Records from a collection of figures:

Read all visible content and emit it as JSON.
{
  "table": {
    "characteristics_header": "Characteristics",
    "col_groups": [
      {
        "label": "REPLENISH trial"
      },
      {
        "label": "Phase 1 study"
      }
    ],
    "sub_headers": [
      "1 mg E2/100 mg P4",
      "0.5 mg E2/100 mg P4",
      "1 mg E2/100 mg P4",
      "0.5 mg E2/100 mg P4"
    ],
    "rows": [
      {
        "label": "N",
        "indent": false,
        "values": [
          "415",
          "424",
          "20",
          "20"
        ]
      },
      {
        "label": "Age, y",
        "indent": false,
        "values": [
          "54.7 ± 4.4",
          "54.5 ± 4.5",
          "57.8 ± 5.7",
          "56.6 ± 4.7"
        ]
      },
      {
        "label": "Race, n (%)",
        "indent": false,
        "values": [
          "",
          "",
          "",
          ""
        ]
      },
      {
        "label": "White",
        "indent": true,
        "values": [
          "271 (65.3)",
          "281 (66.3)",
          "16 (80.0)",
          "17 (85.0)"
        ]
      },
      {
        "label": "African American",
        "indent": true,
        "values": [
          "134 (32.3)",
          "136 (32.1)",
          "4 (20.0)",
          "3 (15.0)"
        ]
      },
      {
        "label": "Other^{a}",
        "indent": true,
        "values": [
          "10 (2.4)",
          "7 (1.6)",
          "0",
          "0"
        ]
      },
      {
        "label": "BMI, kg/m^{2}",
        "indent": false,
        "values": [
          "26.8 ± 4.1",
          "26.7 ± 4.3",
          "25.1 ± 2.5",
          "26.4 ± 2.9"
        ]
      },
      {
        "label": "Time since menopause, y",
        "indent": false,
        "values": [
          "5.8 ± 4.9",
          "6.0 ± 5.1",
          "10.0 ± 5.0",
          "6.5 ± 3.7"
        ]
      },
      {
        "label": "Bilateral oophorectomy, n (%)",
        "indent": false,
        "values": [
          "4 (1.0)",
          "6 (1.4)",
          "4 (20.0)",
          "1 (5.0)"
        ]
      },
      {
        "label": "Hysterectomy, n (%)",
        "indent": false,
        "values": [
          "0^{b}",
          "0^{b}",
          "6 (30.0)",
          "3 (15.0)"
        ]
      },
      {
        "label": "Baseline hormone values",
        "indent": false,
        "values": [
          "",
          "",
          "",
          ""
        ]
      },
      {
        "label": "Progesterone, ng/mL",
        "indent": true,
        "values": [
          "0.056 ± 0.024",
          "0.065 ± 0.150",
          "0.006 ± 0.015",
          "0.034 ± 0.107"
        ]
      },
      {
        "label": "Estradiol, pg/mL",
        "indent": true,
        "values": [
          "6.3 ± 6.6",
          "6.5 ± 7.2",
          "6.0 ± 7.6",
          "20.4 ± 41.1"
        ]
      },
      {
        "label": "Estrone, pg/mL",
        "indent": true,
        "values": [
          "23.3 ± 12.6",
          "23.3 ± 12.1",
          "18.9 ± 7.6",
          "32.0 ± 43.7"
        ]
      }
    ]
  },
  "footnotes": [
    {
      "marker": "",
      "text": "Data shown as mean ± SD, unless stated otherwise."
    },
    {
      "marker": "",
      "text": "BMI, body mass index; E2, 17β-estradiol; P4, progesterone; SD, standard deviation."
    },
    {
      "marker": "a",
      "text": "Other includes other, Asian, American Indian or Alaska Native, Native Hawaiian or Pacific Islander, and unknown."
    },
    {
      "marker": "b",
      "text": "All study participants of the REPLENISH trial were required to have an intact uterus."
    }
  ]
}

**Set problem:** Give back the data above exactly as it appears.

**Finished answer:**
Read all visible content and emit it as JSON.
{
  "table": {
    "characteristics_header": "Characteristics",
    "col_groups": [
      {
        "label": "REPLENISH trial"
      },
      {
        "label": "Phase 1 study"
      }
    ],
    "sub_headers": [
      "1 mg E2/100 mg P4",
      "0.5 mg E2/100 mg P4",
      "1 mg E2/100 mg P4",
      "0.5 mg E2/100 mg P4"
    ],
    "rows": [
      {
        "label": "N",
        "indent": false,
        "values": [
          "415",
          "424",
          "20",
          "20"
        ]
      },
      {
        "label": "Age, y",
        "indent": false,
        "values": [
          "54.7 ± 4.4",
          "54.5 ± 4.5",
          "57.8 ± 5.7",
          "56.6 ± 4.7"
        ]
      },
      {
        "label": "Race, n (%)",
        "indent": false,
        "values": [
          "",
          "",
          "",
          ""
        ]
      },
      {
        "label": "White",
        "indent": true,
        "values": [
          "271 (65.3)",
          "281 (66.3)",
          "16 (80.0)",
          "17 (85.0)"
        ]
      },
      {
        "label": "African American",
        "indent": true,
        "values": [
          "134 (32.3)",
          "136 (32.1)",
          "4 (20.0)",
          "3 (15.0)"
        ]
      },
      {
        "label": "Other^{a}",
        "indent": true,
        "values": [
          "10 (2.4)",
          "7 (1.6)",
          "0",
          "0"
        ]
      },
      {
        "label": "BMI, kg/m^{2}",
        "indent": false,
        "values": [
          "26.8 ± 4.1",
          "26.7 ± 4.3",
          "25.1 ± 2.5",
          "26.4 ± 2.9"
        ]
      },
      {
        "label": "Time since menopause, y",
        "indent": false,
        "values": [
          "5.8 ± 4.9",
          "6.0 ± 5.1",
          "10.0 ± 5.0",
          "6.5 ± 3.7"
        ]
      },
      {
        "label": "Bilateral oophorectomy, n (%)",
        "indent": false,
        "values": [
          "4 (1.0)",
          "6 (1.4)",
          "4 (20.0)",
          "1 (5.0)"
        ]
      },
      {
        "label": "Hysterectomy, n (%)",
        "indent": false,
        "values": [
          "0^{b}",
          "0^{b}",
          "6 (30.0)",
          "3 (15.0)"
        ]
      },
      {
        "label": "Baseline hormone values",
        "indent": false,
        "values": [
          "",
          "",
          "",
          ""
        ]
      },
      {
        "label": "Progesterone, ng/mL",
        "indent": true,
        "values": [
          "0.056 ± 0.024",
          "0.065 ± 0.150",
          "0.006 ± 0.015",
          "0.034 ± 0.107"
        ]
      },
      {
        "label": "Estradiol, pg/mL",
        "indent": true,
        "values": [
          "6.3 ± 6.6",
          "6.5 ± 7.2",
          "6.0 ± 7.6",
          "20.4 ± 41.1"
        ]
      },
      {
        "label": "Estrone, pg/mL",
        "indent": true,
        "values": [
          "23.3 ± 12.6",
          "23.3 ± 12.1",
          "18.9 ± 7.6",
          "32.0 ± 43.7"
        ]
      }
    ]
  },
  "footnotes": [
    {
      "marker": "",
      "text": "Data shown as mean ± SD, unless stated otherwise."
    },
    {
      "marker": "",
      "text": "BMI, body mass index; E2, 17β-estradiol; P4, progesterone; SD, standard deviation."
    },
    {
      "marker": "a",
      "text": "Other includes other, Asian, American Indian or Alaska Native, Native Hawaiian or Pacific Islander, and unknown."
    },
    {
      "marker": "b",
      "text": "All study participants of the REPLENISH trial were required to have an intact uterus."
    }
  ]
}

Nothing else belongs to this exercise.